===== Material to process =====

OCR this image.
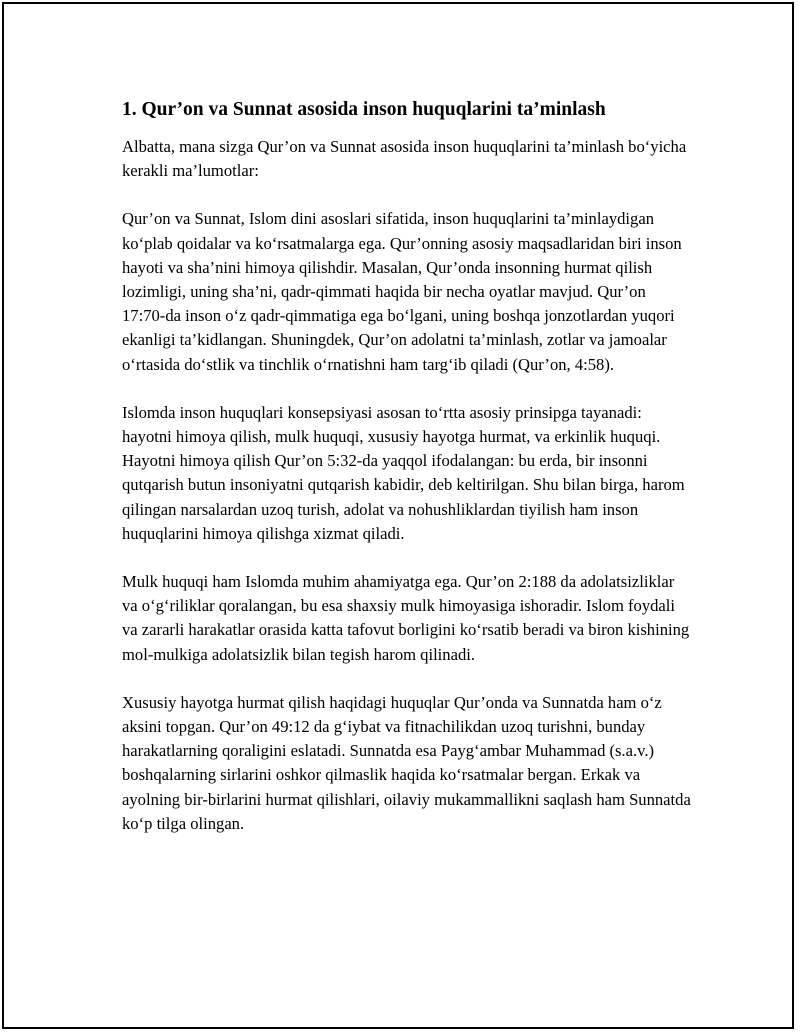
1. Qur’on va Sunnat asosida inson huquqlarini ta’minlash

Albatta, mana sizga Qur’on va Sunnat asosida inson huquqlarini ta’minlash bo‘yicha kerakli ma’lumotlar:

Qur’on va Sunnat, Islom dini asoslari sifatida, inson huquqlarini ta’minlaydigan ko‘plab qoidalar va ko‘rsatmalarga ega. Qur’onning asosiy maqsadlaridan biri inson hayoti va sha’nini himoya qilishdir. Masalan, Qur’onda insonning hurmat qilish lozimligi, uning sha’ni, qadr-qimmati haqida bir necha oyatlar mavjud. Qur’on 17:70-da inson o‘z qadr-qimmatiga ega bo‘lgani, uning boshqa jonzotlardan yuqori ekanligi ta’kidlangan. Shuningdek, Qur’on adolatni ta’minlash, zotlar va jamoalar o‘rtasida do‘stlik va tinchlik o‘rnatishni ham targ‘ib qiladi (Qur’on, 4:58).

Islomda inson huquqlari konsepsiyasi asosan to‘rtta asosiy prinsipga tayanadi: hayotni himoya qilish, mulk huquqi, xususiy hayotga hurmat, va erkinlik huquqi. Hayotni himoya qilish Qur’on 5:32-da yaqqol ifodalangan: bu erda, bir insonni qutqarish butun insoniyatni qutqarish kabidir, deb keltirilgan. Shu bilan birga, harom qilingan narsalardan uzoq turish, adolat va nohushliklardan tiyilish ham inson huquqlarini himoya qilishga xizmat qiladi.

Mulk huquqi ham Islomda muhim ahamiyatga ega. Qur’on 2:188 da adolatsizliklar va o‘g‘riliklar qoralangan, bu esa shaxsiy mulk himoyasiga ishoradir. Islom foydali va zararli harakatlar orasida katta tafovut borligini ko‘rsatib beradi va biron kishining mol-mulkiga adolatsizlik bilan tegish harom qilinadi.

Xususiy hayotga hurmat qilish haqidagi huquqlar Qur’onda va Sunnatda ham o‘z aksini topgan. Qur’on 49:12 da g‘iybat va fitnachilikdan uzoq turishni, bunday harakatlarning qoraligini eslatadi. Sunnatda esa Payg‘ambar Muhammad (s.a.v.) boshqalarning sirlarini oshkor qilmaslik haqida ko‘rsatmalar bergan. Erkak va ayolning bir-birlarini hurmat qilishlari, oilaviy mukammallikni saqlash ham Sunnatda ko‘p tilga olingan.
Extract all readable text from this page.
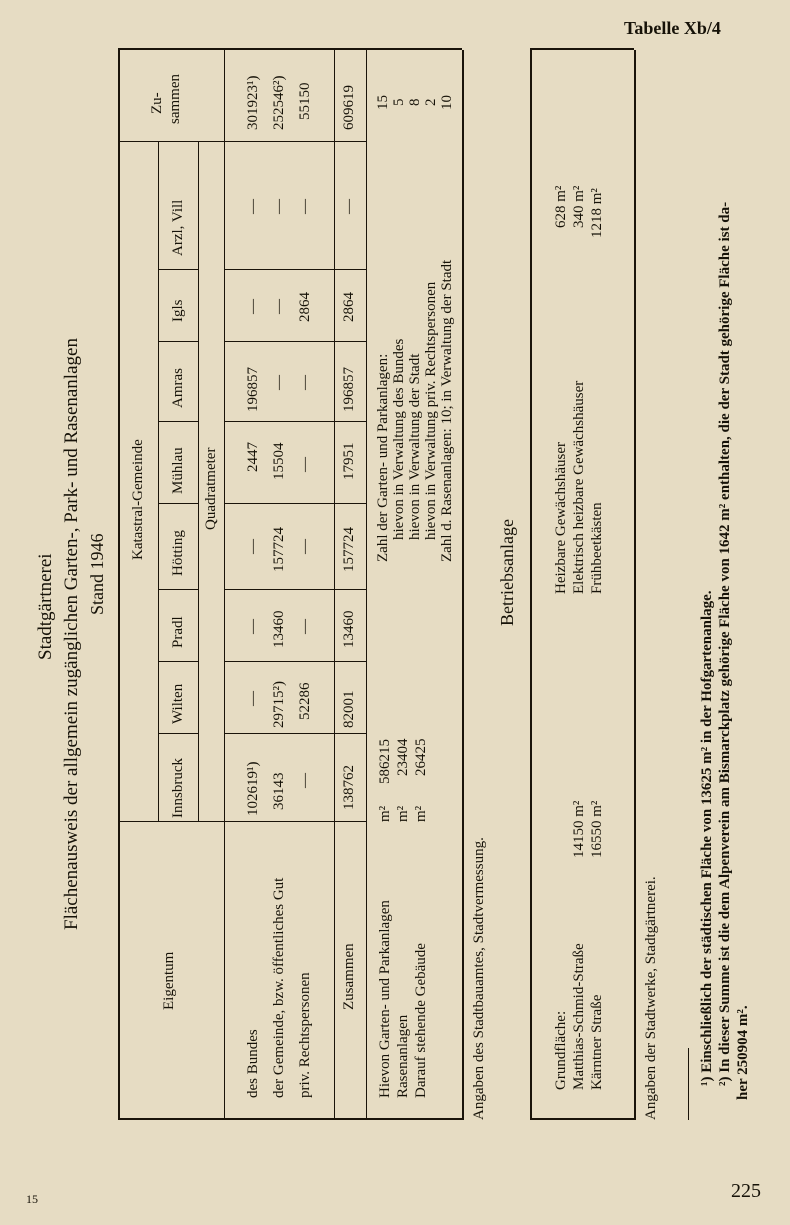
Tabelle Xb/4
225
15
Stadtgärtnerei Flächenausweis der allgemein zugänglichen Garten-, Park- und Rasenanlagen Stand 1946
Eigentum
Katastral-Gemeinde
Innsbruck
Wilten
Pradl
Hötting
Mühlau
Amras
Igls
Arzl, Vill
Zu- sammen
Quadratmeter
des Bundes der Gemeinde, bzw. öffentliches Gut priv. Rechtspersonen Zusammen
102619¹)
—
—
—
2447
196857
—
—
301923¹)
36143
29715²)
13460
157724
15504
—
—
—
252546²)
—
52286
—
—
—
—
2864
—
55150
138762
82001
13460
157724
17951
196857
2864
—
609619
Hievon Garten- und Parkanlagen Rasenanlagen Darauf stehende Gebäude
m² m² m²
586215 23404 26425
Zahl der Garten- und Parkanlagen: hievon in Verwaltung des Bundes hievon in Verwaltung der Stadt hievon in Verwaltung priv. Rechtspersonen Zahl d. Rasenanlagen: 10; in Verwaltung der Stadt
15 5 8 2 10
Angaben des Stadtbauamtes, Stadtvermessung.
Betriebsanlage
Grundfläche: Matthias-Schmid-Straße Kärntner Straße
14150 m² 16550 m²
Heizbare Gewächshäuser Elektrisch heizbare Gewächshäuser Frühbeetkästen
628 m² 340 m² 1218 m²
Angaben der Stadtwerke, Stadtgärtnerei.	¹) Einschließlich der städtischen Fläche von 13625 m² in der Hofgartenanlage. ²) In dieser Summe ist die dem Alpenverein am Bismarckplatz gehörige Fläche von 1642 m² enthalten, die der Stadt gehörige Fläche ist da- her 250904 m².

=====

## Work instructions
From the line containing "Extract all readable text from this page." through the end of the entries, quote each line exactly and nothing else, excluding all pictures.

## Complete response
Extract all readable text from this page.
Tabelle Xb/4
225
15
Stadtgärtnerei Flächenausweis der allgemein zugänglichen Garten-, Park- und Rasenanlagen Stand 1946
Eigentum
Katastral-Gemeinde
Innsbruck
Wilten
Pradl
Hötting
Mühlau
Amras
Igls
Arzl, Vill
Zu- sammen
Quadratmeter
des Bundes der Gemeinde, bzw. öffentliches Gut priv. Rechtspersonen Zusammen
102619¹)
—
—
—
2447
196857
—
—
301923¹)
36143
29715²)
13460
157724
15504
—
—
—
252546²)
—
52286
—
—
—
—
2864
—
55150
138762
82001
13460
157724
17951
196857
2864
—
609619
Hievon Garten- und Parkanlagen Rasenanlagen Darauf stehende Gebäude
m² m² m²
586215 23404 26425
Zahl der Garten- und Parkanlagen: hievon in Verwaltung des Bundes hievon in Verwaltung der Stadt hievon in Verwaltung priv. Rechtspersonen Zahl d. Rasenanlagen: 10; in Verwaltung der Stadt
15 5 8 2 10
Angaben des Stadtbauamtes, Stadtvermessung.
Betriebsanlage
Grundfläche: Matthias-Schmid-Straße Kärntner Straße
14150 m² 16550 m²
Heizbare Gewächshäuser Elektrisch heizbare Gewächshäuser Frühbeetkästen
628 m² 340 m² 1218 m²
Angaben der Stadtwerke, Stadtgärtnerei.	¹) Einschließlich der städtischen Fläche von 13625 m² in der Hofgartenanlage. ²) In dieser Summe ist die dem Alpenverein am Bismarckplatz gehörige Fläche von 1642 m² enthalten, die der Stadt gehörige Fläche ist da- her 250904 m².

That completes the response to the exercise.